◆ REQUIRED TASK ◆
Each of the entries should be retyped precisely as it appears.
* Begin DATA SHOWN *
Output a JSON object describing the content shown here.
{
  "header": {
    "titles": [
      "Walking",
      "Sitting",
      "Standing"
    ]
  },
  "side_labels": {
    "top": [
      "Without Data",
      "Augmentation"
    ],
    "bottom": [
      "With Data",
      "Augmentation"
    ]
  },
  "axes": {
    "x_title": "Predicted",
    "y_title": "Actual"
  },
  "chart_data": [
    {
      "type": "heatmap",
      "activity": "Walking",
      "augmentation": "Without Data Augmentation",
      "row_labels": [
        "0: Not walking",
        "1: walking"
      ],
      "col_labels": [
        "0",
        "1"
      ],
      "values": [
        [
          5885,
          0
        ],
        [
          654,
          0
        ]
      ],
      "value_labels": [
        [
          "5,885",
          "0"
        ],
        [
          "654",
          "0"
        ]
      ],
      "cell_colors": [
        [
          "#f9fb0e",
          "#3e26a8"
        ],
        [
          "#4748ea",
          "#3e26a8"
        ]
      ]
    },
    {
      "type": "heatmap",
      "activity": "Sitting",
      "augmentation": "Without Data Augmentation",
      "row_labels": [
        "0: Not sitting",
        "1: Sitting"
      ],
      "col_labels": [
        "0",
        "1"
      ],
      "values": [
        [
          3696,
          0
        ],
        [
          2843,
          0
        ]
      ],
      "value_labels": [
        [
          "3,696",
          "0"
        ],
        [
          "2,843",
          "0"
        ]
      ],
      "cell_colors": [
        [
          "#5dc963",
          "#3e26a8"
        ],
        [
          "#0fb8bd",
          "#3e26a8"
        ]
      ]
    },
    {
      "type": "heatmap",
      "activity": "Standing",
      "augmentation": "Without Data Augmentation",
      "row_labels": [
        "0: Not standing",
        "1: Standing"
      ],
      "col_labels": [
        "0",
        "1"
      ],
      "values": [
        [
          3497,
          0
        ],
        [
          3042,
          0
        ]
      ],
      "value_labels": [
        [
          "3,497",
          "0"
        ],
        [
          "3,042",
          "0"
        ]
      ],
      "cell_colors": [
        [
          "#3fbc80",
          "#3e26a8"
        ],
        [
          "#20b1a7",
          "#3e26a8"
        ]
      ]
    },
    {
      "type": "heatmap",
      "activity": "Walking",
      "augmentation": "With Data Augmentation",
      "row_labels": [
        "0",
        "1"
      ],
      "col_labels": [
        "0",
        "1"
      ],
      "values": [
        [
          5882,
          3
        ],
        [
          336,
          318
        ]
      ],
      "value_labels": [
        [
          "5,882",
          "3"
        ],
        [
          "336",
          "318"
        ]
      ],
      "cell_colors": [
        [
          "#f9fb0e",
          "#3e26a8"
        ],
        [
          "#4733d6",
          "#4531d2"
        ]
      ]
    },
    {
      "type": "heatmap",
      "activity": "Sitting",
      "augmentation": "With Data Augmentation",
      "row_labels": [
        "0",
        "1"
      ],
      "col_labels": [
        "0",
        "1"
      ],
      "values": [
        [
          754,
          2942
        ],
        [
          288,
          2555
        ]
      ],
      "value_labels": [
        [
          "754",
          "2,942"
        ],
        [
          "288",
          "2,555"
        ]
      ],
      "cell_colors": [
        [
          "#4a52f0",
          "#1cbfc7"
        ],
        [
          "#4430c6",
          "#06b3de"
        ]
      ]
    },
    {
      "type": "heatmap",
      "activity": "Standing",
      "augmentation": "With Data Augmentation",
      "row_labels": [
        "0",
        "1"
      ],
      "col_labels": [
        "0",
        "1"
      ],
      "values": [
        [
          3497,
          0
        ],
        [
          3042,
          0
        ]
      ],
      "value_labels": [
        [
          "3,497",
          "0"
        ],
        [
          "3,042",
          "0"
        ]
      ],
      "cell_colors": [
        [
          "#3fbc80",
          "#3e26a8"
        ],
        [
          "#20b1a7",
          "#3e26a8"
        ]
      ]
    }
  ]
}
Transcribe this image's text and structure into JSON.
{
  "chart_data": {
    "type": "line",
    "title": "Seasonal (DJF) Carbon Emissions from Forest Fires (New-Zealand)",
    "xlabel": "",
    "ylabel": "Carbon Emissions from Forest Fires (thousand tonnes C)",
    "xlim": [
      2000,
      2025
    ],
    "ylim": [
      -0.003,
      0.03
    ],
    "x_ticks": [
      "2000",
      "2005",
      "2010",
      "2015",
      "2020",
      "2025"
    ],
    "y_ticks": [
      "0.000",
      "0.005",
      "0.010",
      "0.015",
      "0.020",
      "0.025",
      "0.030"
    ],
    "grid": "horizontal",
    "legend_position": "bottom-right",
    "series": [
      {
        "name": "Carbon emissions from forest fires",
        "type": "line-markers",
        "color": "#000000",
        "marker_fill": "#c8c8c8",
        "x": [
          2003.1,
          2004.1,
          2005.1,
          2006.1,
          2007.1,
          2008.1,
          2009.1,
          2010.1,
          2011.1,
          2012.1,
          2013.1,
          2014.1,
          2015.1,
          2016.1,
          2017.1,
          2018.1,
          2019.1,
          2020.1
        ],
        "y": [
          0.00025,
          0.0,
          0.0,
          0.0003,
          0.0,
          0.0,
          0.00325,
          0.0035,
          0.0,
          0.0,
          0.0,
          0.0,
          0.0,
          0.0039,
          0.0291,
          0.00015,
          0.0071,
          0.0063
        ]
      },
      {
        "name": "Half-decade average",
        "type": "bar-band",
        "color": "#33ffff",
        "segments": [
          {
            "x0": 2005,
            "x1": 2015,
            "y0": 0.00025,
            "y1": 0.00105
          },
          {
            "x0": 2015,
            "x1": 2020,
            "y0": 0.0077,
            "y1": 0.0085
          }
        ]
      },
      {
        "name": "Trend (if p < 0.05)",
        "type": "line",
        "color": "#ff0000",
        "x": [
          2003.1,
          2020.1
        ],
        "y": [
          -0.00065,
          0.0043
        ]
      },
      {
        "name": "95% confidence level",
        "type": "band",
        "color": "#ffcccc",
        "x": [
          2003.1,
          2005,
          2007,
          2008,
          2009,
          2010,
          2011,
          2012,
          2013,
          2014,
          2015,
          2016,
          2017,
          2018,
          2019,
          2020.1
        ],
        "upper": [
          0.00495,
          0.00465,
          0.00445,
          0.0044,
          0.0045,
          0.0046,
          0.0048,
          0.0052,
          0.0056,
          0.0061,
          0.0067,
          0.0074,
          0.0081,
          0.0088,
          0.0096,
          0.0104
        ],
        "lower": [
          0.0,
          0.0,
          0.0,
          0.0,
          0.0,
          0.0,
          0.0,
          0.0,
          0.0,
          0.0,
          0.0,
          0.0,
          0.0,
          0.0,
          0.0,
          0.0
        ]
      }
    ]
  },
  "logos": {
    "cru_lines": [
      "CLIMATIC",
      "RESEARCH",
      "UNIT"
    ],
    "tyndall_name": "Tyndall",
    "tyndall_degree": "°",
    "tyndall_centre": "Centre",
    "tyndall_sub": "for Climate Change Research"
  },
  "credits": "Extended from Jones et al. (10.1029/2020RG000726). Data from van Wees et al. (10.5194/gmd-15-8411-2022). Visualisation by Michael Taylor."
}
* End DATA SHOWN *
◆ SOLUTION FOR THIS EXERCISE ◆
Output a JSON object describing the content shown here.
{
  "header": {
    "titles": [
      "Walking",
      "Sitting",
      "Standing"
    ]
  },
  "side_labels": {
    "top": [
      "Without Data",
      "Augmentation"
    ],
    "bottom": [
      "With Data",
      "Augmentation"
    ]
  },
  "axes": {
    "x_title": "Predicted",
    "y_title": "Actual"
  },
  "chart_data": [
    {
      "type": "heatmap",
      "activity": "Walking",
      "augmentation": "Without Data Augmentation",
      "row_labels": [
        "0: Not walking",
        "1: walking"
      ],
      "col_labels": [
        "0",
        "1"
      ],
      "values": [
        [
          5885,
          0
        ],
        [
          654,
          0
        ]
      ],
      "value_labels": [
        [
          "5,885",
          "0"
        ],
        [
          "654",
          "0"
        ]
      ],
      "cell_colors": [
        [
          "#f9fb0e",
          "#3e26a8"
        ],
        [
          "#4748ea",
          "#3e26a8"
        ]
      ]
    },
    {
      "type": "heatmap",
      "activity": "Sitting",
      "augmentation": "Without Data Augmentation",
      "row_labels": [
        "0: Not sitting",
        "1: Sitting"
      ],
      "col_labels": [
        "0",
        "1"
      ],
      "values": [
        [
          3696,
          0
        ],
        [
          2843,
          0
        ]
      ],
      "value_labels": [
        [
          "3,696",
          "0"
        ],
        [
          "2,843",
          "0"
        ]
      ],
      "cell_colors": [
        [
          "#5dc963",
          "#3e26a8"
        ],
        [
          "#0fb8bd",
          "#3e26a8"
        ]
      ]
    },
    {
      "type": "heatmap",
      "activity": "Standing",
      "augmentation": "Without Data Augmentation",
      "row_labels": [
        "0: Not standing",
        "1: Standing"
      ],
      "col_labels": [
        "0",
        "1"
      ],
      "values": [
        [
          3497,
          0
        ],
        [
          3042,
          0
        ]
      ],
      "value_labels": [
        [
          "3,497",
          "0"
        ],
        [
          "3,042",
          "0"
        ]
      ],
      "cell_colors": [
        [
          "#3fbc80",
          "#3e26a8"
        ],
        [
          "#20b1a7",
          "#3e26a8"
        ]
      ]
    },
    {
      "type": "heatmap",
      "activity": "Walking",
      "augmentation": "With Data Augmentation",
      "row_labels": [
        "0",
        "1"
      ],
      "col_labels": [
        "0",
        "1"
      ],
      "values": [
        [
          5882,
          3
        ],
        [
          336,
          318
        ]
      ],
      "value_labels": [
        [
          "5,882",
          "3"
        ],
        [
          "336",
          "318"
        ]
      ],
      "cell_colors": [
        [
          "#f9fb0e",
          "#3e26a8"
        ],
        [
          "#4733d6",
          "#4531d2"
        ]
      ]
    },
    {
      "type": "heatmap",
      "activity": "Sitting",
      "augmentation": "With Data Augmentation",
      "row_labels": [
        "0",
        "1"
      ],
      "col_labels": [
        "0",
        "1"
      ],
      "values": [
        [
          754,
          2942
        ],
        [
          288,
          2555
        ]
      ],
      "value_labels": [
        [
          "754",
          "2,942"
        ],
        [
          "288",
          "2,555"
        ]
      ],
      "cell_colors": [
        [
          "#4a52f0",
          "#1cbfc7"
        ],
        [
          "#4430c6",
          "#06b3de"
        ]
      ]
    },
    {
      "type": "heatmap",
      "activity": "Standing",
      "augmentation": "With Data Augmentation",
      "row_labels": [
        "0",
        "1"
      ],
      "col_labels": [
        "0",
        "1"
      ],
      "values": [
        [
          3497,
          0
        ],
        [
          3042,
          0
        ]
      ],
      "value_labels": [
        [
          "3,497",
          "0"
        ],
        [
          "3,042",
          "0"
        ]
      ],
      "cell_colors": [
        [
          "#3fbc80",
          "#3e26a8"
        ],
        [
          "#20b1a7",
          "#3e26a8"
        ]
      ]
    }
  ]
}
Transcribe this image's text and structure into JSON.
{
  "chart_data": {
    "type": "line",
    "title": "Seasonal (DJF) Carbon Emissions from Forest Fires (New-Zealand)",
    "xlabel": "",
    "ylabel": "Carbon Emissions from Forest Fires (thousand tonnes C)",
    "xlim": [
      2000,
      2025
    ],
    "ylim": [
      -0.003,
      0.03
    ],
    "x_ticks": [
      "2000",
      "2005",
      "2010",
      "2015",
      "2020",
      "2025"
    ],
    "y_ticks": [
      "0.000",
      "0.005",
      "0.010",
      "0.015",
      "0.020",
      "0.025",
      "0.030"
    ],
    "grid": "horizontal",
    "legend_position": "bottom-right",
    "series": [
      {
        "name": "Carbon emissions from forest fires",
        "type": "line-markers",
        "color": "#000000",
        "marker_fill": "#c8c8c8",
        "x": [
          2003.1,
          2004.1,
          2005.1,
          2006.1,
          2007.1,
          2008.1,
          2009.1,
          2010.1,
          2011.1,
          2012.1,
          2013.1,
          2014.1,
          2015.1,
          2016.1,
          2017.1,
          2018.1,
          2019.1,
          2020.1
        ],
        "y": [
          0.00025,
          0.0,
          0.0,
          0.0003,
          0.0,
          0.0,
          0.00325,
          0.0035,
          0.0,
          0.0,
          0.0,
          0.0,
          0.0,
          0.0039,
          0.0291,
          0.00015,
          0.0071,
          0.0063
        ]
      },
      {
        "name": "Half-decade average",
        "type": "bar-band",
        "color": "#33ffff",
        "segments": [
          {
            "x0": 2005,
            "x1": 2015,
            "y0": 0.00025,
            "y1": 0.00105
          },
          {
            "x0": 2015,
            "x1": 2020,
            "y0": 0.0077,
            "y1": 0.0085
          }
        ]
      },
      {
        "name": "Trend (if p < 0.05)",
        "type": "line",
        "color": "#ff0000",
        "x": [
          2003.1,
          2020.1
        ],
        "y": [
          -0.00065,
          0.0043
        ]
      },
      {
        "name": "95% confidence level",
        "type": "band",
        "color": "#ffcccc",
        "x": [
          2003.1,
          2005,
          2007,
          2008,
          2009,
          2010,
          2011,
          2012,
          2013,
          2014,
          2015,
          2016,
          2017,
          2018,
          2019,
          2020.1
        ],
        "upper": [
          0.00495,
          0.00465,
          0.00445,
          0.0044,
          0.0045,
          0.0046,
          0.0048,
          0.0052,
          0.0056,
          0.0061,
          0.0067,
          0.0074,
          0.0081,
          0.0088,
          0.0096,
          0.0104
        ],
        "lower": [
          0.0,
          0.0,
          0.0,
          0.0,
          0.0,
          0.0,
          0.0,
          0.0,
          0.0,
          0.0,
          0.0,
          0.0,
          0.0,
          0.0,
          0.0,
          0.0
        ]
      }
    ]
  },
  "logos": {
    "cru_lines": [
      "CLIMATIC",
      "RESEARCH",
      "UNIT"
    ],
    "tyndall_name": "Tyndall",
    "tyndall_degree": "°",
    "tyndall_centre": "Centre",
    "tyndall_sub": "for Climate Change Research"
  },
  "credits": "Extended from Jones et al. (10.1029/2020RG000726). Data from van Wees et al. (10.5194/gmd-15-8411-2022). Visualisation by Michael Taylor."
}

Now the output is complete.